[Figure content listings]
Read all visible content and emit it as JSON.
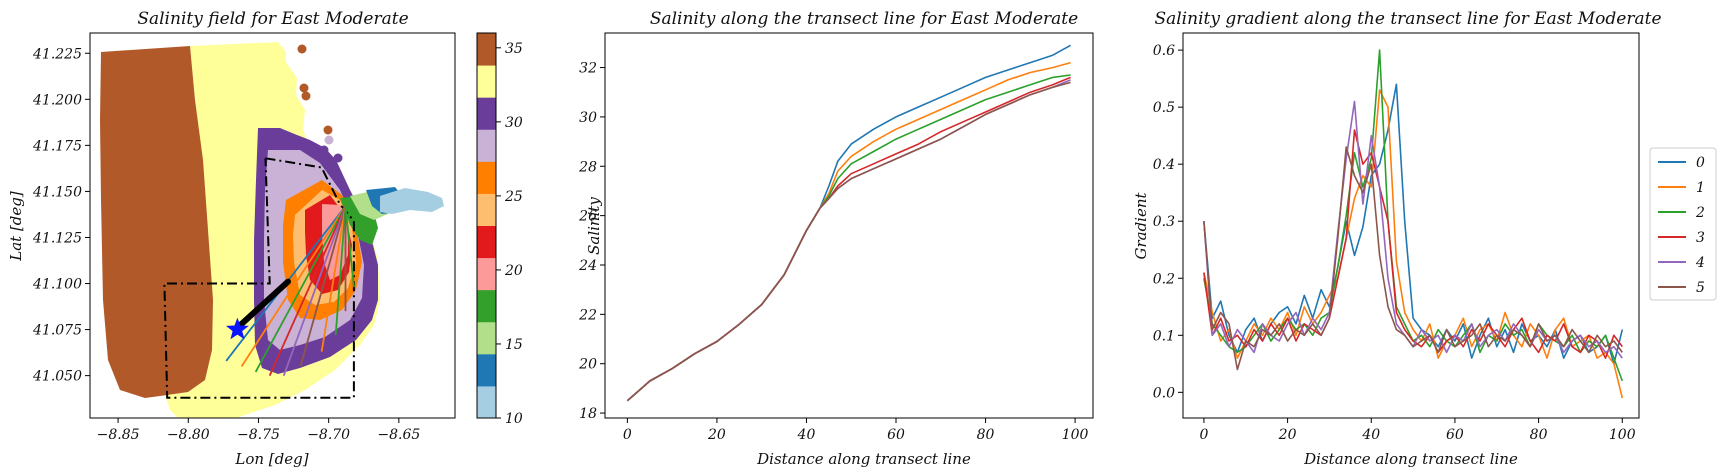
{
  "chart_data": [
    {
      "type": "map",
      "title": "Salinity field for East Moderate",
      "xlabel": "Lon [deg]",
      "ylabel": "Lat [deg]",
      "xlim": [
        -8.87,
        -8.61
      ],
      "ylim": [
        41.027,
        41.236
      ],
      "xticks": [
        "−8.85",
        "−8.80",
        "−8.75",
        "−8.70",
        "−8.65"
      ],
      "xtick_values": [
        -8.85,
        -8.8,
        -8.75,
        -8.7,
        -8.65
      ],
      "yticks": [
        "41.050",
        "41.075",
        "41.100",
        "41.125",
        "41.150",
        "41.175",
        "41.200",
        "41.225"
      ],
      "ytick_values": [
        41.05,
        41.075,
        41.1,
        41.125,
        41.15,
        41.175,
        41.2,
        41.225
      ],
      "colorbar": {
        "vmin": 10,
        "vmax": 36,
        "bounds": [
          10,
          12.6,
          15.2,
          17.8,
          20.4,
          23,
          25.6,
          28.2,
          30.8,
          33.4,
          36
        ],
        "colors": [
          "#a6cee3",
          "#1f78b4",
          "#b2df8a",
          "#33a02c",
          "#fb9a99",
          "#e31a1c",
          "#fdbf6f",
          "#ff7f00",
          "#cab2d6",
          "#6a3d9a",
          "#ffff99",
          "#b15928"
        ],
        "ticks": [
          "10",
          "15",
          "20",
          "25",
          "30",
          "35"
        ],
        "tick_values": [
          10,
          15,
          20,
          25,
          30,
          35
        ]
      },
      "marker": {
        "lon": -8.765,
        "lat": 41.075,
        "shape": "star",
        "color": "#0a14ff"
      },
      "transect_origin": {
        "lon": -8.688,
        "lat": 41.142
      },
      "transect_ends": [
        {
          "lon": -8.773,
          "lat": 41.058,
          "color": "#1f77b4"
        },
        {
          "lon": -8.762,
          "lat": 41.055,
          "color": "#ff7f0e"
        },
        {
          "lon": -8.752,
          "lat": 41.052,
          "color": "#2ca02c"
        },
        {
          "lon": -8.742,
          "lat": 41.05,
          "color": "#d62728"
        },
        {
          "lon": -8.732,
          "lat": 41.05,
          "color": "#9467bd"
        },
        {
          "lon": -8.72,
          "lat": 41.055,
          "color": "#8c564b"
        },
        {
          "lon": -8.705,
          "lat": 41.063,
          "color": "#ff7f0e"
        },
        {
          "lon": -8.695,
          "lat": 41.072,
          "color": "#2ca02c"
        },
        {
          "lon": -8.688,
          "lat": 41.085,
          "color": "#8c564b"
        },
        {
          "lon": -8.682,
          "lat": 41.098,
          "color": "#2ca02c"
        }
      ],
      "thick_track": {
        "from": {
          "lon": -8.765,
          "lat": 41.076
        },
        "to": {
          "lon": -8.729,
          "lat": 41.101
        },
        "color": "#000000"
      },
      "boundary_box": [
        {
          "lon": -8.745,
          "lat": 41.168
        },
        {
          "lon": -8.705,
          "lat": 41.163
        },
        {
          "lon": -8.692,
          "lat": 41.143
        },
        {
          "lon": -8.682,
          "lat": 41.134
        },
        {
          "lon": -8.682,
          "lat": 41.038
        },
        {
          "lon": -8.815,
          "lat": 41.038
        },
        {
          "lon": -8.817,
          "lat": 41.1
        },
        {
          "lon": -8.742,
          "lat": 41.1
        },
        {
          "lon": -8.745,
          "lat": 41.168
        }
      ]
    },
    {
      "type": "line",
      "title": "Salinity along the transect line for East Moderate",
      "xlabel": "Distance along transect line",
      "ylabel": "Salinity",
      "xlim": [
        -5,
        104
      ],
      "ylim": [
        17.8,
        33.4
      ],
      "xticks": [
        0,
        20,
        40,
        60,
        80,
        100
      ],
      "yticks": [
        18,
        20,
        22,
        24,
        26,
        28,
        30,
        32
      ],
      "x": [
        0,
        5,
        10,
        15,
        20,
        25,
        30,
        35,
        40,
        43,
        45,
        47,
        50,
        55,
        60,
        65,
        70,
        75,
        80,
        85,
        90,
        95,
        99
      ],
      "series": [
        {
          "name": "0",
          "color": "#1f77b4",
          "values": [
            18.5,
            19.3,
            19.8,
            20.4,
            20.9,
            21.6,
            22.4,
            23.6,
            25.4,
            26.3,
            27.2,
            28.2,
            28.9,
            29.5,
            30.0,
            30.4,
            30.8,
            31.2,
            31.6,
            31.9,
            32.2,
            32.5,
            32.9
          ]
        },
        {
          "name": "1",
          "color": "#ff7f0e",
          "values": [
            18.5,
            19.3,
            19.8,
            20.4,
            20.9,
            21.6,
            22.4,
            23.6,
            25.4,
            26.3,
            26.9,
            27.8,
            28.4,
            29.0,
            29.5,
            29.9,
            30.3,
            30.7,
            31.1,
            31.5,
            31.8,
            32.0,
            32.2
          ]
        },
        {
          "name": "2",
          "color": "#2ca02c",
          "values": [
            18.5,
            19.3,
            19.8,
            20.4,
            20.9,
            21.6,
            22.4,
            23.6,
            25.4,
            26.3,
            26.8,
            27.5,
            28.1,
            28.6,
            29.1,
            29.5,
            29.9,
            30.3,
            30.7,
            31.0,
            31.3,
            31.6,
            31.7
          ]
        },
        {
          "name": "3",
          "color": "#d62728",
          "values": [
            18.5,
            19.3,
            19.8,
            20.4,
            20.9,
            21.6,
            22.4,
            23.6,
            25.4,
            26.3,
            26.7,
            27.2,
            27.7,
            28.1,
            28.5,
            28.9,
            29.4,
            29.8,
            30.2,
            30.6,
            31.0,
            31.3,
            31.6
          ]
        },
        {
          "name": "4",
          "color": "#9467bd",
          "values": [
            18.5,
            19.3,
            19.8,
            20.4,
            20.9,
            21.6,
            22.4,
            23.6,
            25.4,
            26.3,
            26.7,
            27.1,
            27.5,
            27.9,
            28.3,
            28.7,
            29.1,
            29.6,
            30.1,
            30.5,
            30.9,
            31.2,
            31.5
          ]
        },
        {
          "name": "5",
          "color": "#8c564b",
          "values": [
            18.5,
            19.3,
            19.8,
            20.4,
            20.9,
            21.6,
            22.4,
            23.6,
            25.4,
            26.3,
            26.7,
            27.1,
            27.5,
            27.9,
            28.3,
            28.7,
            29.1,
            29.6,
            30.1,
            30.5,
            30.9,
            31.2,
            31.4
          ]
        }
      ]
    },
    {
      "type": "line",
      "title": "Salinity gradient along the transect line for East Moderate",
      "xlabel": "Distance along transect line",
      "ylabel": "Gradient",
      "xlim": [
        -5,
        104
      ],
      "ylim": [
        -0.045,
        0.63
      ],
      "xticks": [
        0,
        20,
        40,
        60,
        80,
        100
      ],
      "yticks": [
        "0.0",
        "0.1",
        "0.2",
        "0.3",
        "0.4",
        "0.5",
        "0.6"
      ],
      "ytick_values": [
        0,
        0.1,
        0.2,
        0.3,
        0.4,
        0.5,
        0.6
      ],
      "x": [
        0,
        2,
        4,
        6,
        8,
        10,
        12,
        14,
        16,
        18,
        20,
        22,
        24,
        26,
        28,
        30,
        32,
        34,
        36,
        38,
        40,
        42,
        44,
        46,
        48,
        50,
        52,
        54,
        56,
        58,
        60,
        62,
        64,
        66,
        68,
        70,
        72,
        74,
        76,
        78,
        80,
        82,
        84,
        86,
        88,
        90,
        92,
        94,
        96,
        98,
        100
      ],
      "series": [
        {
          "name": "0",
          "color": "#1f77b4",
          "values": [
            0.3,
            0.13,
            0.16,
            0.1,
            0.07,
            0.11,
            0.13,
            0.09,
            0.12,
            0.14,
            0.15,
            0.12,
            0.17,
            0.13,
            0.18,
            0.15,
            0.22,
            0.3,
            0.24,
            0.29,
            0.38,
            0.4,
            0.46,
            0.54,
            0.3,
            0.13,
            0.11,
            0.1,
            0.08,
            0.11,
            0.09,
            0.12,
            0.06,
            0.1,
            0.13,
            0.08,
            0.11,
            0.07,
            0.12,
            0.09,
            0.1,
            0.08,
            0.11,
            0.06,
            0.09,
            0.1,
            0.07,
            0.08,
            0.1,
            0.05,
            0.11
          ]
        },
        {
          "name": "1",
          "color": "#ff7f0e",
          "values": [
            0.21,
            0.14,
            0.09,
            0.11,
            0.06,
            0.09,
            0.12,
            0.1,
            0.13,
            0.11,
            0.14,
            0.1,
            0.15,
            0.12,
            0.14,
            0.17,
            0.2,
            0.27,
            0.34,
            0.38,
            0.36,
            0.53,
            0.5,
            0.23,
            0.14,
            0.11,
            0.09,
            0.12,
            0.06,
            0.09,
            0.1,
            0.13,
            0.08,
            0.11,
            0.12,
            0.09,
            0.14,
            0.1,
            0.08,
            0.12,
            0.1,
            0.06,
            0.11,
            0.13,
            0.08,
            0.09,
            0.1,
            0.06,
            0.07,
            0.05,
            -0.01
          ]
        },
        {
          "name": "2",
          "color": "#2ca02c",
          "values": [
            0.2,
            0.12,
            0.1,
            0.08,
            0.07,
            0.08,
            0.1,
            0.12,
            0.09,
            0.11,
            0.13,
            0.11,
            0.12,
            0.1,
            0.13,
            0.14,
            0.22,
            0.31,
            0.42,
            0.36,
            0.41,
            0.6,
            0.3,
            0.15,
            0.12,
            0.09,
            0.1,
            0.08,
            0.11,
            0.09,
            0.08,
            0.1,
            0.12,
            0.07,
            0.1,
            0.09,
            0.12,
            0.1,
            0.11,
            0.08,
            0.12,
            0.1,
            0.09,
            0.08,
            0.1,
            0.07,
            0.09,
            0.08,
            0.1,
            0.06,
            0.02
          ]
        },
        {
          "name": "3",
          "color": "#d62728",
          "values": [
            0.21,
            0.1,
            0.13,
            0.09,
            0.1,
            0.08,
            0.11,
            0.09,
            0.12,
            0.1,
            0.13,
            0.09,
            0.12,
            0.11,
            0.1,
            0.13,
            0.2,
            0.27,
            0.46,
            0.4,
            0.42,
            0.36,
            0.3,
            0.14,
            0.11,
            0.09,
            0.08,
            0.1,
            0.07,
            0.09,
            0.1,
            0.08,
            0.11,
            0.09,
            0.12,
            0.1,
            0.08,
            0.11,
            0.13,
            0.09,
            0.07,
            0.1,
            0.09,
            0.12,
            0.08,
            0.07,
            0.1,
            0.09,
            0.06,
            0.1,
            0.08
          ]
        },
        {
          "name": "4",
          "color": "#9467bd",
          "values": [
            0.3,
            0.1,
            0.12,
            0.08,
            0.11,
            0.09,
            0.07,
            0.12,
            0.1,
            0.09,
            0.12,
            0.14,
            0.1,
            0.13,
            0.11,
            0.14,
            0.28,
            0.41,
            0.51,
            0.33,
            0.45,
            0.36,
            0.2,
            0.12,
            0.1,
            0.08,
            0.11,
            0.09,
            0.1,
            0.07,
            0.1,
            0.09,
            0.12,
            0.08,
            0.1,
            0.11,
            0.09,
            0.12,
            0.1,
            0.08,
            0.11,
            0.09,
            0.1,
            0.07,
            0.09,
            0.1,
            0.08,
            0.09,
            0.07,
            0.08,
            0.06
          ]
        },
        {
          "name": "5",
          "color": "#8c564b",
          "values": [
            0.3,
            0.11,
            0.14,
            0.12,
            0.04,
            0.09,
            0.08,
            0.11,
            0.1,
            0.12,
            0.09,
            0.11,
            0.1,
            0.12,
            0.1,
            0.13,
            0.27,
            0.43,
            0.38,
            0.35,
            0.4,
            0.24,
            0.15,
            0.11,
            0.1,
            0.08,
            0.09,
            0.1,
            0.07,
            0.11,
            0.08,
            0.09,
            0.1,
            0.12,
            0.08,
            0.1,
            0.09,
            0.11,
            0.1,
            0.08,
            0.12,
            0.09,
            0.1,
            0.08,
            0.11,
            0.09,
            0.07,
            0.1,
            0.08,
            0.09,
            0.07
          ]
        }
      ],
      "legend": {
        "placement": "outside-right",
        "entries": [
          "0",
          "1",
          "2",
          "3",
          "4",
          "5"
        ]
      }
    }
  ]
}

◆ **Task objective**:
Find every line in the records above that holds the word "Moderate", and copy each one.

◆ **Task answer**:
      "title": "Salinity field for East Moderate",
      "title": "Salinity along the transect line for East Moderate",
      "title": "Salinity gradient along the transect line for East Moderate",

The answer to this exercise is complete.